• **What you will do**:
Show all lines holding "THETAE".

::::::::

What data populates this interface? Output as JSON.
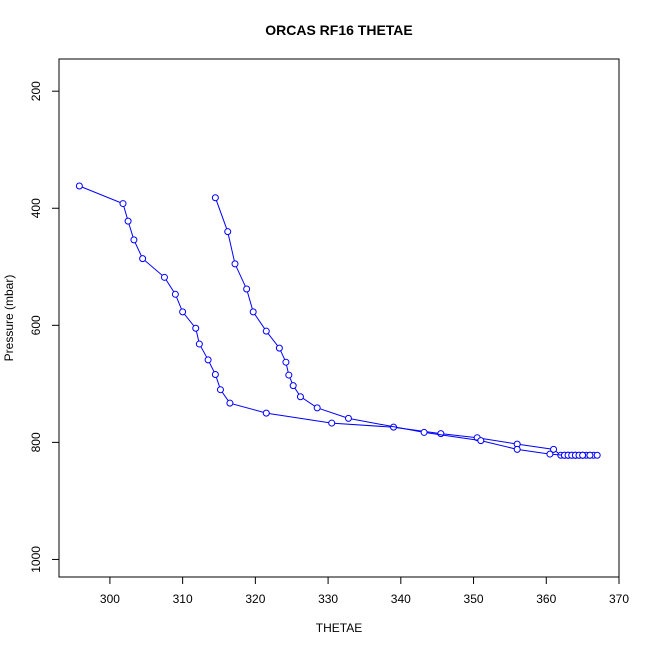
{
  "chart_data": {
    "type": "line",
    "title": "ORCAS RF16 THETAE",
    "xlabel": "THETAE",
    "ylabel": "Pressure (mbar)",
    "xlim": [
      293,
      370
    ],
    "ylim": [
      1030,
      145
    ],
    "y_reversed": true,
    "grid": false,
    "legend": "none",
    "xticks": [
      300,
      310,
      320,
      330,
      340,
      350,
      360,
      370
    ],
    "yticks": [
      200,
      400,
      600,
      800,
      1000
    ],
    "color": "#0000ff",
    "markers": "open-circle",
    "series": [
      {
        "x": [
          295.8,
          301.8,
          302.5,
          303.3,
          304.5,
          307.5,
          309.0,
          310.0,
          311.8,
          312.3,
          313.5,
          314.5,
          315.2,
          316.5,
          321.5,
          330.5,
          339.0,
          345.5,
          350.5,
          356.0,
          361.0,
          362.0,
          362.5,
          363.0,
          363.5,
          364.0,
          364.5,
          365.0,
          365.5,
          366.0,
          366.5,
          367.0,
          366.0,
          365.0,
          364.0,
          363.0
        ],
        "y": [
          362,
          392,
          422,
          454,
          486,
          518,
          547,
          577,
          605,
          632,
          659,
          684,
          710,
          733,
          750,
          767,
          774,
          785,
          792,
          803,
          812,
          822,
          822,
          822,
          822,
          822,
          822,
          822,
          822,
          822,
          822,
          822,
          822,
          822,
          822,
          822
        ]
      },
      {
        "x": [
          314.5,
          316.2,
          317.2,
          318.8,
          319.7,
          321.5,
          323.3,
          324.2,
          324.6,
          325.2,
          326.2,
          328.5,
          332.8,
          343.2,
          351.0,
          356.0,
          360.5,
          362.5,
          363.0,
          363.5,
          364.0,
          364.5,
          365.0
        ],
        "y": [
          382,
          440,
          495,
          538,
          577,
          610,
          639,
          663,
          685,
          703,
          722,
          741,
          759,
          783,
          797,
          812,
          820,
          822,
          822,
          822,
          822,
          822,
          822
        ]
      }
    ]
  }
}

::::::::

• **Response**:
    "title": "ORCAS RF16 THETAE",
    "xlabel": "THETAE",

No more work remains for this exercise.